─── Entries
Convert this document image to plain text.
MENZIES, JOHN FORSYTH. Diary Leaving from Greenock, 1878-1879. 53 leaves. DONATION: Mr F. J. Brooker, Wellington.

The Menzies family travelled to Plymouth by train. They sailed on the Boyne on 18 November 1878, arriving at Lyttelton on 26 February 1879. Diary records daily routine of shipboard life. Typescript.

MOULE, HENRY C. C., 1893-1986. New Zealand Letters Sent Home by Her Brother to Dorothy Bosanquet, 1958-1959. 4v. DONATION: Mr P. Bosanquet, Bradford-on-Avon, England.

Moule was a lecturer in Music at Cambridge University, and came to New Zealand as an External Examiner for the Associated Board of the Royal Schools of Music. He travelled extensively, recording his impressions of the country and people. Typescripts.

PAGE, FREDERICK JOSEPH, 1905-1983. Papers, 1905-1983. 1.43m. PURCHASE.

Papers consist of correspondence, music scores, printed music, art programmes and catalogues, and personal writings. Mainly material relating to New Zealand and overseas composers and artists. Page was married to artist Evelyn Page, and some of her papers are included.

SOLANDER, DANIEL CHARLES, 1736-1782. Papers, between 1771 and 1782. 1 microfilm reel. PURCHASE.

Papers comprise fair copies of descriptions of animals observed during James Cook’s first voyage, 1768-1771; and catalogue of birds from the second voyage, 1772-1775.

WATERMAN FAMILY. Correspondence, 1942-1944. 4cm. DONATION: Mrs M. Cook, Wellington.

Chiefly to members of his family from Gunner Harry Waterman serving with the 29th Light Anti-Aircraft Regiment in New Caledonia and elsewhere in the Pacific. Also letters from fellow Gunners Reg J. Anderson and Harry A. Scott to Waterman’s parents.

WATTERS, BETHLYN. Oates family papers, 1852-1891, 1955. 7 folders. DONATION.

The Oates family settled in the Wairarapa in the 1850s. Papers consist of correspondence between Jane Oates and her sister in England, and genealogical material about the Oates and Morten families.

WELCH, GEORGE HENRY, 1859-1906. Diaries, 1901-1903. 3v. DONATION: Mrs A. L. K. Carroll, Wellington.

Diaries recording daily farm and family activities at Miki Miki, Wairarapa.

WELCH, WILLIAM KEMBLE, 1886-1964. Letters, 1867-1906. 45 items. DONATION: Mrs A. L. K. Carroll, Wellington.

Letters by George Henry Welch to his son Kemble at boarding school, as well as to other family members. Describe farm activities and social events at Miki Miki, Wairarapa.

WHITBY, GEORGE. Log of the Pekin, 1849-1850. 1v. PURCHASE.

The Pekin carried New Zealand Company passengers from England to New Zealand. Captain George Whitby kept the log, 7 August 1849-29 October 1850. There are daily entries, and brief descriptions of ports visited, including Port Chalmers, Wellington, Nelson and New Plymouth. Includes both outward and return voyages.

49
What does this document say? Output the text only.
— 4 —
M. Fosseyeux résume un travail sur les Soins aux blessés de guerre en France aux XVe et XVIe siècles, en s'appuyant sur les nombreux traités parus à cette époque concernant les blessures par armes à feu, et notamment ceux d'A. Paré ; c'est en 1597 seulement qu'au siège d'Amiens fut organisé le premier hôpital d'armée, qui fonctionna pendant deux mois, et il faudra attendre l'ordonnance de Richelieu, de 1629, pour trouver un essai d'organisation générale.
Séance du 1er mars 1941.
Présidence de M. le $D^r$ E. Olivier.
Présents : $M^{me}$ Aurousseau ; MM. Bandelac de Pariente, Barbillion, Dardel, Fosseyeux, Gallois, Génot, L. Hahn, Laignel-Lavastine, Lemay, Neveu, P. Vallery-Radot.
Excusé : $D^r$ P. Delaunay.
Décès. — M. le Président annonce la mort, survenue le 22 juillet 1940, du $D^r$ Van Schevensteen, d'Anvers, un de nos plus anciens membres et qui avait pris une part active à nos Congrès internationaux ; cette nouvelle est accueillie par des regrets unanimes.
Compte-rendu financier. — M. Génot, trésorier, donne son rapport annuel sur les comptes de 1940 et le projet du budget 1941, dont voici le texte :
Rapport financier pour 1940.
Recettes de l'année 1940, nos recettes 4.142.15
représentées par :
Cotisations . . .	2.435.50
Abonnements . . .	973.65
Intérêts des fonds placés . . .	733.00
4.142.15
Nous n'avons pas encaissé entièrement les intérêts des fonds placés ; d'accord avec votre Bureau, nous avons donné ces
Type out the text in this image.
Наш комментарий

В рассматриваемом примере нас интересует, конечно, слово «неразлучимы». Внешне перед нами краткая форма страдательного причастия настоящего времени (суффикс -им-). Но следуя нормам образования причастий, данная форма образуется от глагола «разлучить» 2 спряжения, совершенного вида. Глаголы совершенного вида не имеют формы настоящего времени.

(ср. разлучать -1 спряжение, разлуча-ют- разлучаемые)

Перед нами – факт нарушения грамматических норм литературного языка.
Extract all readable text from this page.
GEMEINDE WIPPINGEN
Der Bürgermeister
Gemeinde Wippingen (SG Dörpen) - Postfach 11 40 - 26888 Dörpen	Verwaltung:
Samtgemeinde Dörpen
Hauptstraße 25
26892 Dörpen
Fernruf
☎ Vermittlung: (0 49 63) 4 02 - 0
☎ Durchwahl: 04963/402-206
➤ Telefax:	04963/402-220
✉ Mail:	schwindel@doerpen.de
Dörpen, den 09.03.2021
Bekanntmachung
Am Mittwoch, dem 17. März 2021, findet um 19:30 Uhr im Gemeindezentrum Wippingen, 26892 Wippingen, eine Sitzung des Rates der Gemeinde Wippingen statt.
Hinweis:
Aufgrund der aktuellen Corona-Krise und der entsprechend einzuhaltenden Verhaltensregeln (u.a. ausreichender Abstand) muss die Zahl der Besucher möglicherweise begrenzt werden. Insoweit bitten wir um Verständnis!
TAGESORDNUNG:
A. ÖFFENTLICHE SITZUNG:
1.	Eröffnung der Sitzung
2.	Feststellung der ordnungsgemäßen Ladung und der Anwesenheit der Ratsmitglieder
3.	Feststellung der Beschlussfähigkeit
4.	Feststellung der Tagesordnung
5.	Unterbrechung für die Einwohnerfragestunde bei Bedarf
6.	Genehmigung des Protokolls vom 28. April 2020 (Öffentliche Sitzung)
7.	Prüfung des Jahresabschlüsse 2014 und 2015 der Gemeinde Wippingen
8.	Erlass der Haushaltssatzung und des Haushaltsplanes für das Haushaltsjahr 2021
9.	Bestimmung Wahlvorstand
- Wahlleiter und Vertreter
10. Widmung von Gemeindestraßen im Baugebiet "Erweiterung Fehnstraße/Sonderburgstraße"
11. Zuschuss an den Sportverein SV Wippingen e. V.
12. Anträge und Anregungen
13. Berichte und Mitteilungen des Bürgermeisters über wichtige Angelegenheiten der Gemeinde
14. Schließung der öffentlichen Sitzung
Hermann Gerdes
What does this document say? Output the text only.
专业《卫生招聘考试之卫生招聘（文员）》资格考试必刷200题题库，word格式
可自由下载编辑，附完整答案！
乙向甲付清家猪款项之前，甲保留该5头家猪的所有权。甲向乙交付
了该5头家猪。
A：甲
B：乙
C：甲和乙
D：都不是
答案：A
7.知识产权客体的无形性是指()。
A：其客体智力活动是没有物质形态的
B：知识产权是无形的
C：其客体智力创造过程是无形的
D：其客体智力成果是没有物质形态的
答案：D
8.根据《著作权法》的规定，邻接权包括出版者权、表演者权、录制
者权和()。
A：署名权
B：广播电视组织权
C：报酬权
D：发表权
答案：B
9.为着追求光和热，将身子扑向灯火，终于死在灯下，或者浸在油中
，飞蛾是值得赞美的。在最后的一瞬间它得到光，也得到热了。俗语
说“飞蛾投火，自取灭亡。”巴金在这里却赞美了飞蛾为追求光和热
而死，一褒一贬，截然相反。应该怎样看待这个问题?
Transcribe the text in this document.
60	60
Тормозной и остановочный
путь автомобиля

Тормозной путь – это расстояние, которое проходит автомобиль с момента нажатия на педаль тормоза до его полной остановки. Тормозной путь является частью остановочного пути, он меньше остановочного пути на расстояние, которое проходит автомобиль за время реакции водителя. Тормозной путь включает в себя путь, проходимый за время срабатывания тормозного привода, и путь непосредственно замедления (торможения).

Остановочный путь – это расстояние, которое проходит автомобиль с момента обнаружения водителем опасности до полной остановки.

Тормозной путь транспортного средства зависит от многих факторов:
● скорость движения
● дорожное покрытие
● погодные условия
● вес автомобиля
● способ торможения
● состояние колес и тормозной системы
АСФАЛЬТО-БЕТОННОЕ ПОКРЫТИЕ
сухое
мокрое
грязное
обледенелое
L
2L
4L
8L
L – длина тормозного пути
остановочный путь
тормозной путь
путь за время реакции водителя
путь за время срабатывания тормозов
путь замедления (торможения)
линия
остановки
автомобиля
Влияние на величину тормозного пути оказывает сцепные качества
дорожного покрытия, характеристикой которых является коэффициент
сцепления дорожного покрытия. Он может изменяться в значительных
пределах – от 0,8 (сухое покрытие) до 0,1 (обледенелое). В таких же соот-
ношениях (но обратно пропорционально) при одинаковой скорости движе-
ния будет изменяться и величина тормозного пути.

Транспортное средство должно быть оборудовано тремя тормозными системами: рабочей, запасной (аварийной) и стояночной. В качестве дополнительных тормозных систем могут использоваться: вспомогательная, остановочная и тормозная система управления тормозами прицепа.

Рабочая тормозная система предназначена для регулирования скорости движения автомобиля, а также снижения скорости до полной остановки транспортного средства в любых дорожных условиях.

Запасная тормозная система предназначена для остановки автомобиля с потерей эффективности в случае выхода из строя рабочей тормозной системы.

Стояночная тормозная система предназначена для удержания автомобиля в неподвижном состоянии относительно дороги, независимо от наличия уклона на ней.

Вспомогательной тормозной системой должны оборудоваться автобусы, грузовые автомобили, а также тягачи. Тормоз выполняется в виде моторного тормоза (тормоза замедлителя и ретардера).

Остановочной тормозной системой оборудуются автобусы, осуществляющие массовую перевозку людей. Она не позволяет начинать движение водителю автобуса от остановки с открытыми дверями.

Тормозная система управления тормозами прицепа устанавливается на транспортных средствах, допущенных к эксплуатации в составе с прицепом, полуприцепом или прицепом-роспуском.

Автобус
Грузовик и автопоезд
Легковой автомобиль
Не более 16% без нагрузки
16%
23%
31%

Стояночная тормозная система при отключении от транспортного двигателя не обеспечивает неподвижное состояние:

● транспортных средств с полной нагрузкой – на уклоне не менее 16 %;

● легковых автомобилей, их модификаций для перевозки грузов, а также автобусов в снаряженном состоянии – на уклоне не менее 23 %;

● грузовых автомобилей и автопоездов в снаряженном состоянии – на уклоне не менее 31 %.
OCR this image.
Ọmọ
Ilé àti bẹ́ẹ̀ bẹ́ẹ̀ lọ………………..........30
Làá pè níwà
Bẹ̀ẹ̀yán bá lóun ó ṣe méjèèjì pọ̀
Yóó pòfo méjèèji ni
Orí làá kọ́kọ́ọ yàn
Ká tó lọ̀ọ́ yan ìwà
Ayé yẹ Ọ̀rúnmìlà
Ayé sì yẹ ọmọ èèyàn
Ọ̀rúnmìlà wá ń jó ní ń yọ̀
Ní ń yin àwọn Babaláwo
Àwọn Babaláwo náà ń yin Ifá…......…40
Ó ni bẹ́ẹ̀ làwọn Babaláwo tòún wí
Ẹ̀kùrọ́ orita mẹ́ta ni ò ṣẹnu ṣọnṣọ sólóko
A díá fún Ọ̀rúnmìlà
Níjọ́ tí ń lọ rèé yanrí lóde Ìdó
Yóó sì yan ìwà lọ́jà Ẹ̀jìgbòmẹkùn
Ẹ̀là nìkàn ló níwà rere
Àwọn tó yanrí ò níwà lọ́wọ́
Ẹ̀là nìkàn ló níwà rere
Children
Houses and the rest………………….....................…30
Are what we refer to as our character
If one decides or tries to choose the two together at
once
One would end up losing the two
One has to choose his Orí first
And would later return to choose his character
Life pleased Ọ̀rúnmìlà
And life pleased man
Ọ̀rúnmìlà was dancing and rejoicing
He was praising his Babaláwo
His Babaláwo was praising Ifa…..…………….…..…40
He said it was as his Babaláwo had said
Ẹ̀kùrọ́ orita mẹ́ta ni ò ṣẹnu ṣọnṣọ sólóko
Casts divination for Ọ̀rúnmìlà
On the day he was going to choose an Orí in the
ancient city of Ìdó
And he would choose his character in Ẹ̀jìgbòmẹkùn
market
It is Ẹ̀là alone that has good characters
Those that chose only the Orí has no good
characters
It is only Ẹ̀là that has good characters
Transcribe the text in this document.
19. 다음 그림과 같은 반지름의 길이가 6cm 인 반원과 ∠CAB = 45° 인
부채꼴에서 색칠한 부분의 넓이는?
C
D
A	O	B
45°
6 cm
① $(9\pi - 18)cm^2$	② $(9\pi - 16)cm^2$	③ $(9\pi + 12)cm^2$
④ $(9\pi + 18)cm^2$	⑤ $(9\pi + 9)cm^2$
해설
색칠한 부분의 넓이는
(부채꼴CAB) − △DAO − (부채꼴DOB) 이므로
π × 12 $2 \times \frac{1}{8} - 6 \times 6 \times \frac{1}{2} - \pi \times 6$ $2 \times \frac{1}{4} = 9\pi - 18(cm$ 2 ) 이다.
──────
Work required:
Show all lines from the listing above in which "choose" appears.

Complete output:
If one decides or tries to choose the two together at
One has to choose his Orí first
And would later return to choose his character
On the day he was going to choose an Orí in the
And he would choose his character in Ẹ̀jìgbòmẹkùn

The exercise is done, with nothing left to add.